Given problem
Check each line for the string "application". Give only the count of lines that have it.

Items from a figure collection
++++
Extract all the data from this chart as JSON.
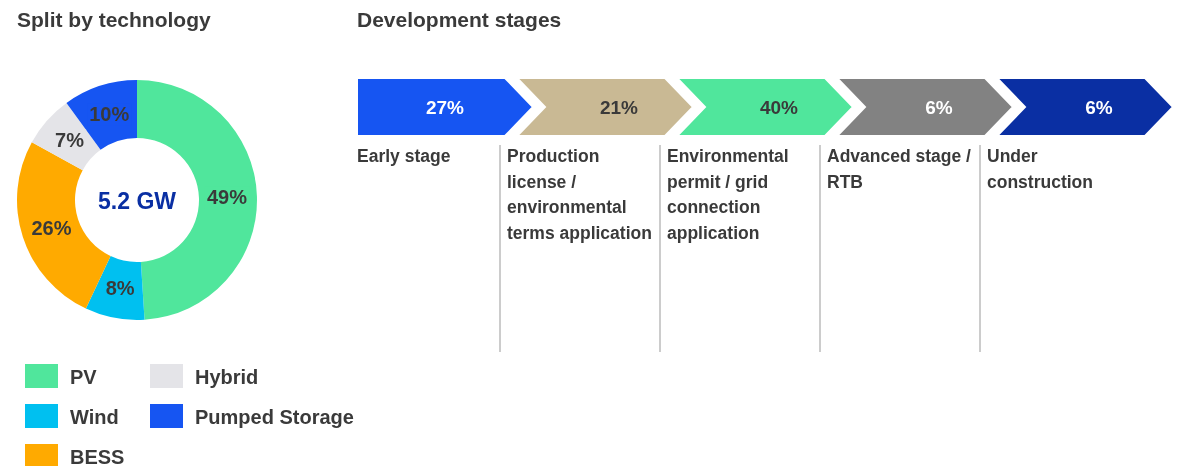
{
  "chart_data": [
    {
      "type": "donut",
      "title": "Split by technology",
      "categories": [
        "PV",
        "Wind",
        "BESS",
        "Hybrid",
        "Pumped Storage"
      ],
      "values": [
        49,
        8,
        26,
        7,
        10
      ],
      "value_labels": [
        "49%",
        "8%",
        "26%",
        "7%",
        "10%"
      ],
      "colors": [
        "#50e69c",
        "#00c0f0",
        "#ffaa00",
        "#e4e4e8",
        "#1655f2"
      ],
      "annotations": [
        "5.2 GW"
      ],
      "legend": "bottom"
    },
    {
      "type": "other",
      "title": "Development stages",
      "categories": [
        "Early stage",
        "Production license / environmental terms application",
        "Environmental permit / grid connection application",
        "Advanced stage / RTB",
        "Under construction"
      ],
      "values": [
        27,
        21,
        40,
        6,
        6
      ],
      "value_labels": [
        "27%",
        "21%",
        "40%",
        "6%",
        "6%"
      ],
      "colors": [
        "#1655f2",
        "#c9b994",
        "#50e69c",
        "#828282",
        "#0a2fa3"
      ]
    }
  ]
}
++++
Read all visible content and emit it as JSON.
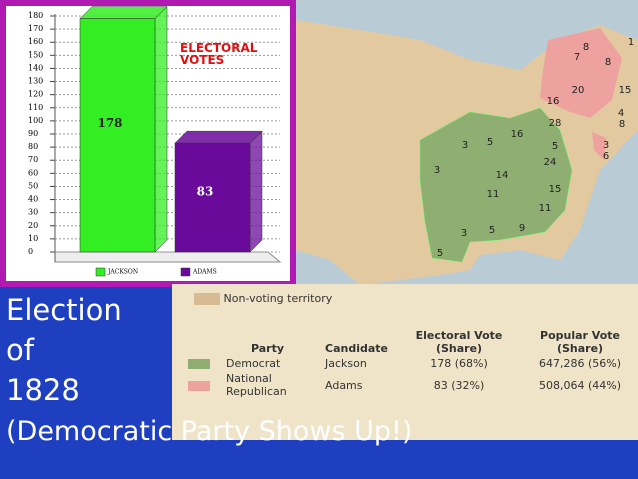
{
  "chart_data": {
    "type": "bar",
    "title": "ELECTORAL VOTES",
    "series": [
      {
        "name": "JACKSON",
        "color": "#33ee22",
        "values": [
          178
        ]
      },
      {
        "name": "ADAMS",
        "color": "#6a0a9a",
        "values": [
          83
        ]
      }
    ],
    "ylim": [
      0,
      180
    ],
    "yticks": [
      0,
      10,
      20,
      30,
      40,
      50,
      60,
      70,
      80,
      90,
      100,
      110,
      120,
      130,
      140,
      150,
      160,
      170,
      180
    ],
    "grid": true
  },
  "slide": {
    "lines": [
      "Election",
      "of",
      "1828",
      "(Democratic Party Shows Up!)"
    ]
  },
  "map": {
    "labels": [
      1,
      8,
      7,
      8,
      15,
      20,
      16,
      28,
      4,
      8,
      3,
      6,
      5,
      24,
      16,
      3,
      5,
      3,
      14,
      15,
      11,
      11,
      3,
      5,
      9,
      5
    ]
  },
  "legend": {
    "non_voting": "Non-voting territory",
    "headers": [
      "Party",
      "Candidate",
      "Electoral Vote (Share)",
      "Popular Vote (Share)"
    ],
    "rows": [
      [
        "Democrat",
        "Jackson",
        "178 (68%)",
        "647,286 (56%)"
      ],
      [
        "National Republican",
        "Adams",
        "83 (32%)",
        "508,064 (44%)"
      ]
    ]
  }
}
++++
Response to this exercise
2